En 1956, Oesterheld se independiza de la Editorial Abril, crea su propio proyecto y lo invita a Pratt. Así nacieron Ticonderoga y Ernie Pike. El dibujante no quería estar a la sombra del guionista. A aquellas historietas les faltaba algo (¿mundo, aventura, capas, referencias?), reflejaban las preocupaciones y preferencias de Oesterheld y no las suyas (un discurso antiimperialista en el Sargento Kirk, cierto pacifismo en Ernie Pike). Había llegado la hora de contar sus propias historias: Anna de la Jungla (inspirada en una vecinita pecosa de San Isidro), Wheeling (aventuras en las guerras americanas de independencia sobre las que volvió a lo largo de toda su vida) y Capitán Cormorant (un marino del siglo XVIII con una cara que parece el esbozo del Corto Maltés). Lo que verdaderamente estaba buscando iba a llegar poco después, cuando se hubieran asentado los años, los libros y los viajes.
Una biblioteca de Babel
Umberto Eco decía que si quería divertirse leía a Hegel, pero si quería reflexionar, leía a Pratt. Uno y otro vivieron fascinados con Borges. Uno y otro hicieron obras borgeanas, empaquetando nombres, citas, detalles históricos, locaciones geográficas, personajes reales, sueños y elucubraciones. Otra vez de las conversaciones con Petitfaux:
La biblioteca de Babel me entusiasmó. En cuanto a los temas, [a Borges] le gusta, como a mí, picar de aquí y de allá. Y a veces usamos un procedimiento similar: una mezcla inextricable de verdades y mixtificaciones, de personajes reales y ficticios. Tenemos, probablemente, el mismo tipo de curiosidad intelectual: de ahí que haya ciertas similitudes en nuestras obras.
A fuerza de lecturas, los personajes de Pratt se fueron volviendo más intertextuales sin perder nunca ritmo narrativo, aventura y entretenimiento. Ya en Europa y a sus 40 años salió a la luz La balada del mar salado, el debut del Corto Maltés como personaje secundario, ese héroe ambiguo y cargado con las pasiones de Pratt: el llamado de lo desconocido, las dudas existenciales y, por supuesto, los libros. Tal vez todavía faltaba un poco para que el mundo pudiera rendirse ante una historieta tan “literaria”; fracasó la balada y también el proyecto que la cobijaba hasta que un par de años después la revista francesa Pif gadget le ofrece un espacio y ahí, durante años, se alojó su personaje hasta que salió a buscar la Atlántida y le perdimos el rastro.
En el Corto Maltés están las novelas de aventuras —London, Conrad, Wallace, Melville, Stevenson— que Pratt había leído de niño.

-- DATOS APORTADOS --
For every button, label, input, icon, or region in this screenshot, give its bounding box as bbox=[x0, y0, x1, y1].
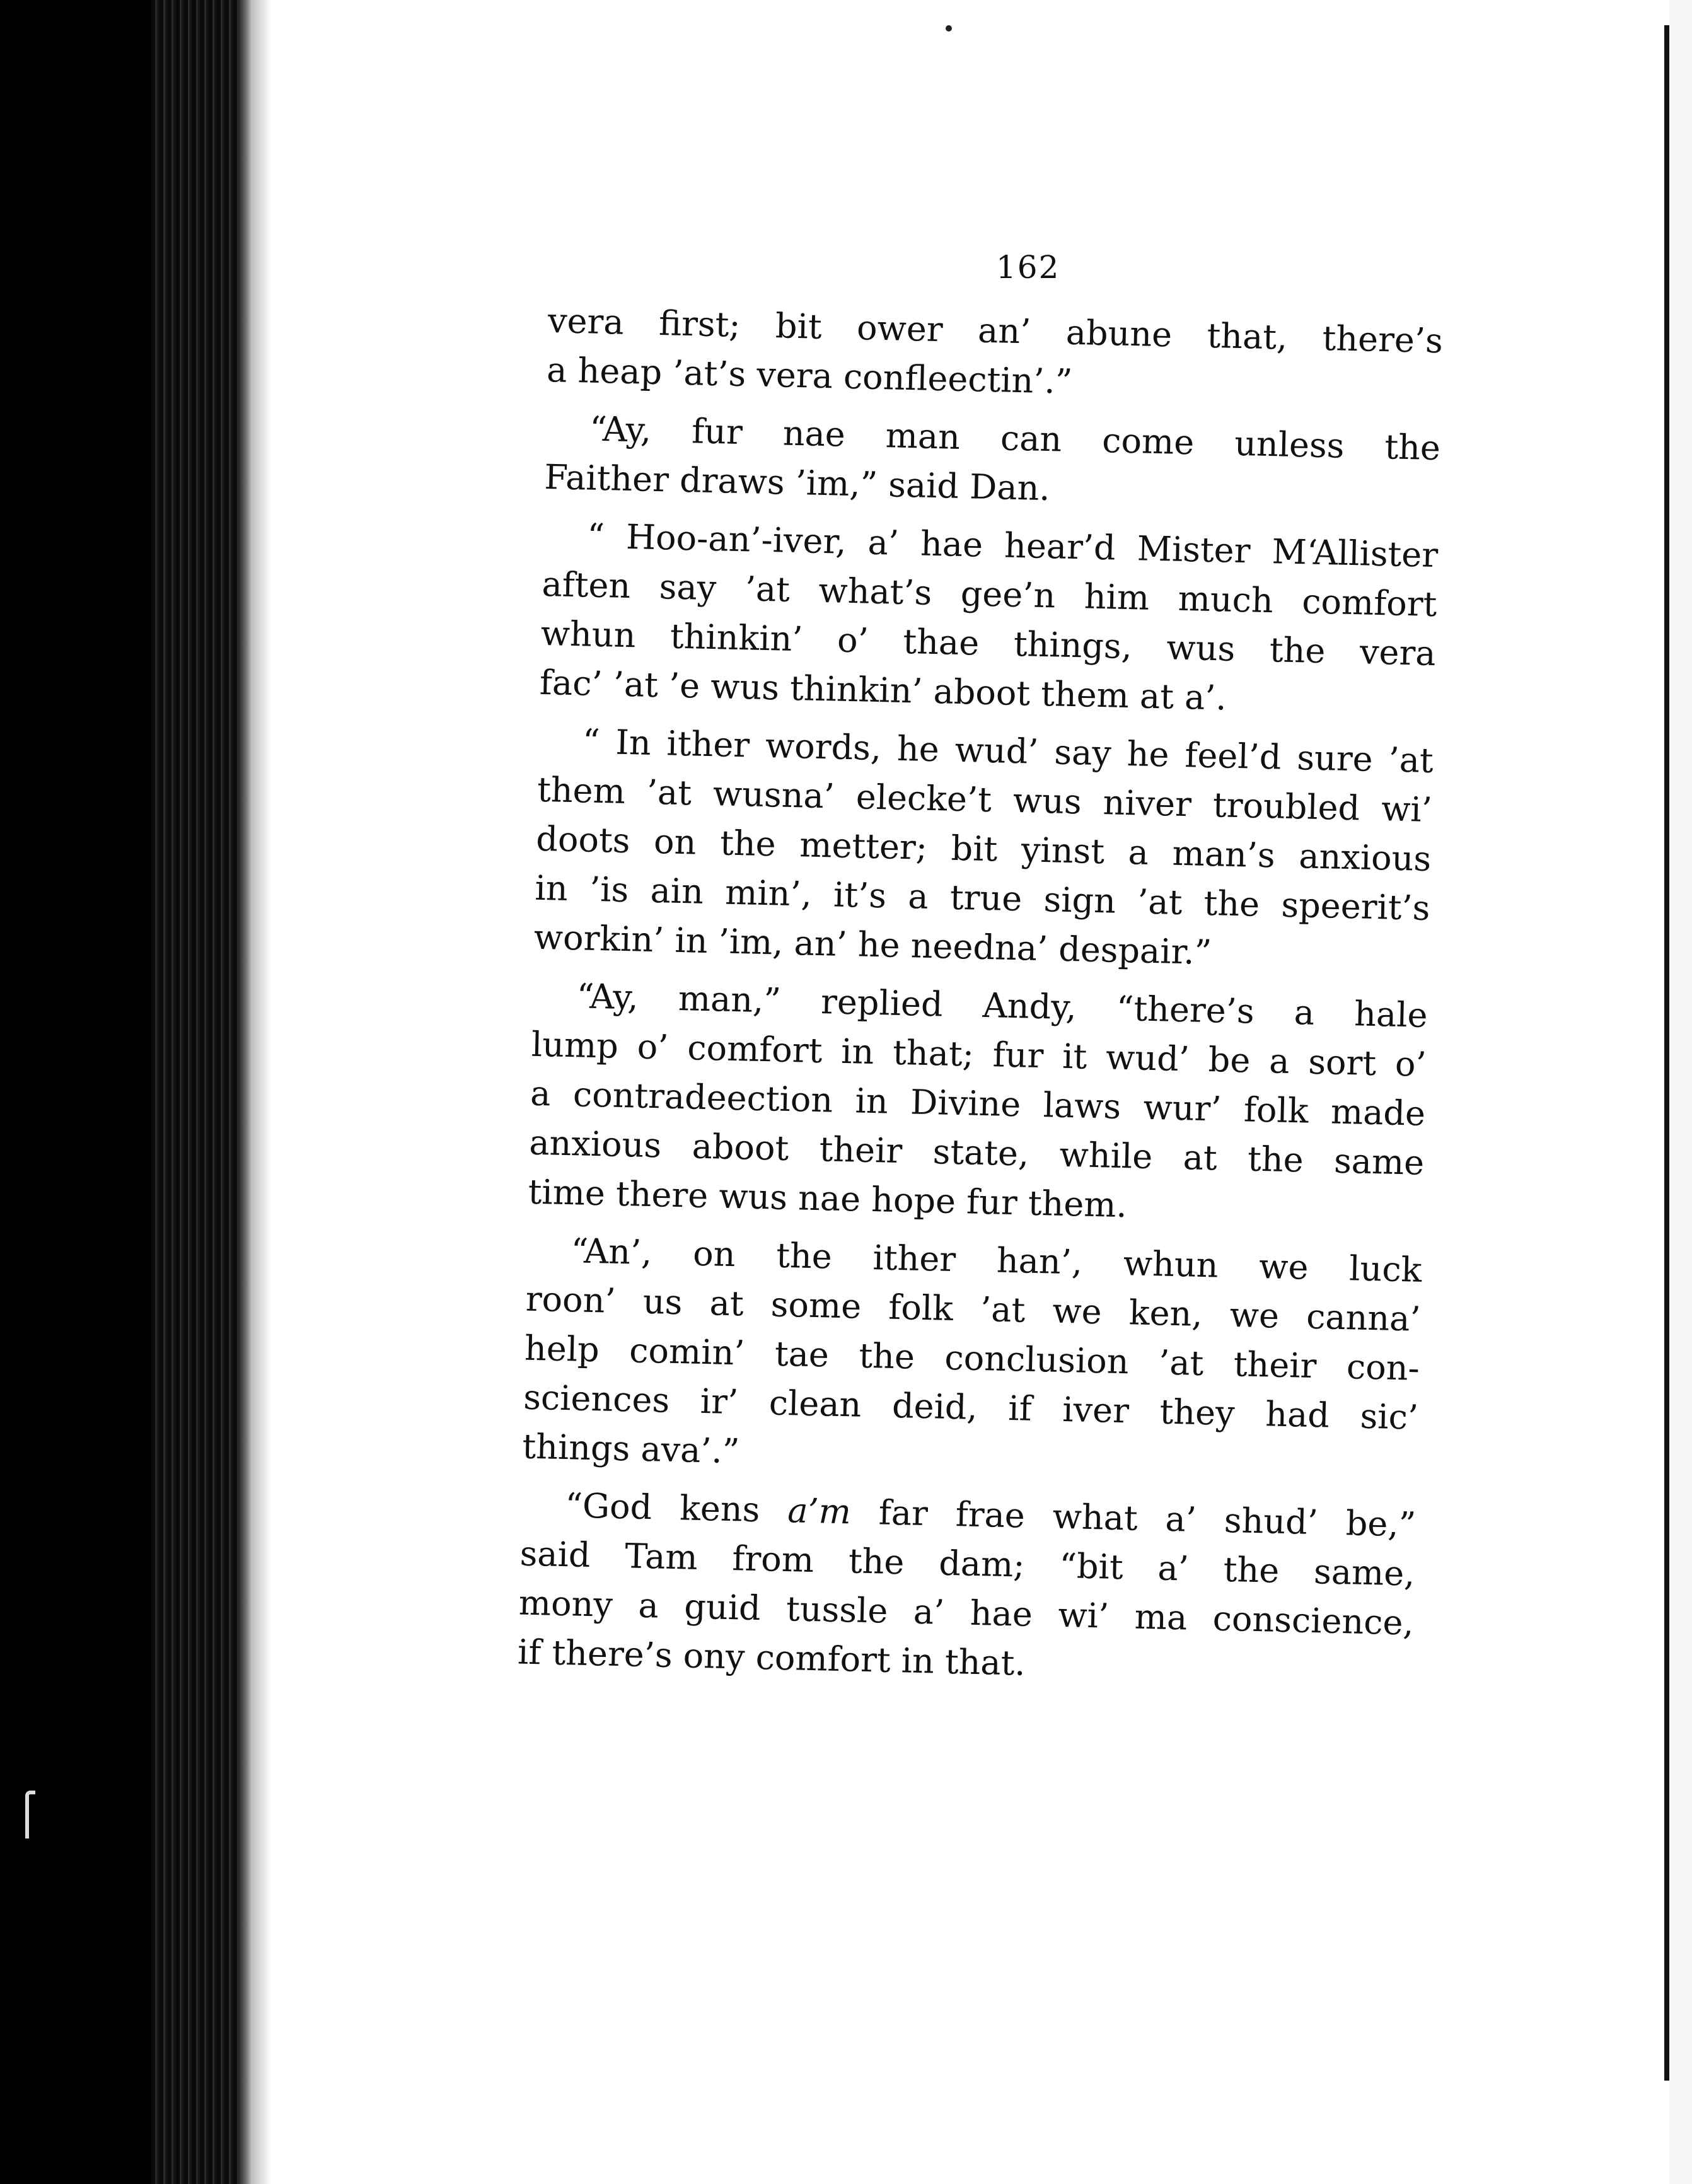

-- EJERCICIOS --
1) Según el fragmento sobre Pratt, ¿qué revista francesa le ofreció un espacio para su personaje?
2) Prosigue el fragmento sobre Pratt y el Corto Maltés desde su última oración.
Los datos no intervienen en esto.

-- RESPUESTAS POR EJERCICIO --
1) La revista Pif gadget.

2)
En el Corto Maltés están las novelas de aventuras —London, Conrad, Wallace, Melville, Stevenson— que Pratt había leído de niño, están los libros y la literatura como parte indisociable de la trama. Están Cervantes, Rimbaud, Hesse, Coleridge, Shakespeare, Petrarca, Yeats. Y también los aires de Borges. Están la geografía, la alquimia, la cábala, la historia guerrera, la mitología celta, la novela de caballerías, la filosofía oriental. Como a Pratt, la curiosidad del Corto Maltés lo ha llevado de viaje por el mundo. Los dos se armaron con lo visto y oído, con los libros y las enciclopedias.
Pratt se pensaba a sí mismo como aquel bibliotecario ciego —decía que tenía más de 30.000 libros entre los que se perdían la cama y un par de muebles— y, como los escritores que le gustaban a Borges, fue armando su propia tradición sin ataduras nacionalistas, libre de prejuicios y con una única herencia: la cultura universal. Le gustaba dibujar a su personaje con un libro en la mano, aún en medio de la acción y lo salvaje.
Fervor de Buenos Aires
Una de las últimas aventuras del Corto Maltés —Tango, publicada en 1985— la vivió en la Argentina. Es más sosegada que todas las demás, introspectiva y misteriosa. Es 1923 y el protagonista camina por los arrabales como si fuera el mundo de Evaristo Carriego, su perfil se dibuja sobre una casa con patio, se pasea bajo faroles y arbolitos, se deja llevar por sus pasos y sus ensoñaciones. En la vieja estación ferroviaria Borges, se sienta en un banco y se adormece, tiene una visión con dos lunas crecientes y se embarca en un diálogo misterioso: “Todos los años el mismo mes, la misma noche entre las estaciones de Martínez y San Isidro”. Hugo Pratt deja ver a su personaje con un libro de Lugones en la mano y lo embarca en una historia orillera con trama delictiva, que termina con el protagonista enredado en un duelo de cuchillos, y las dos lunas, como en un sueño.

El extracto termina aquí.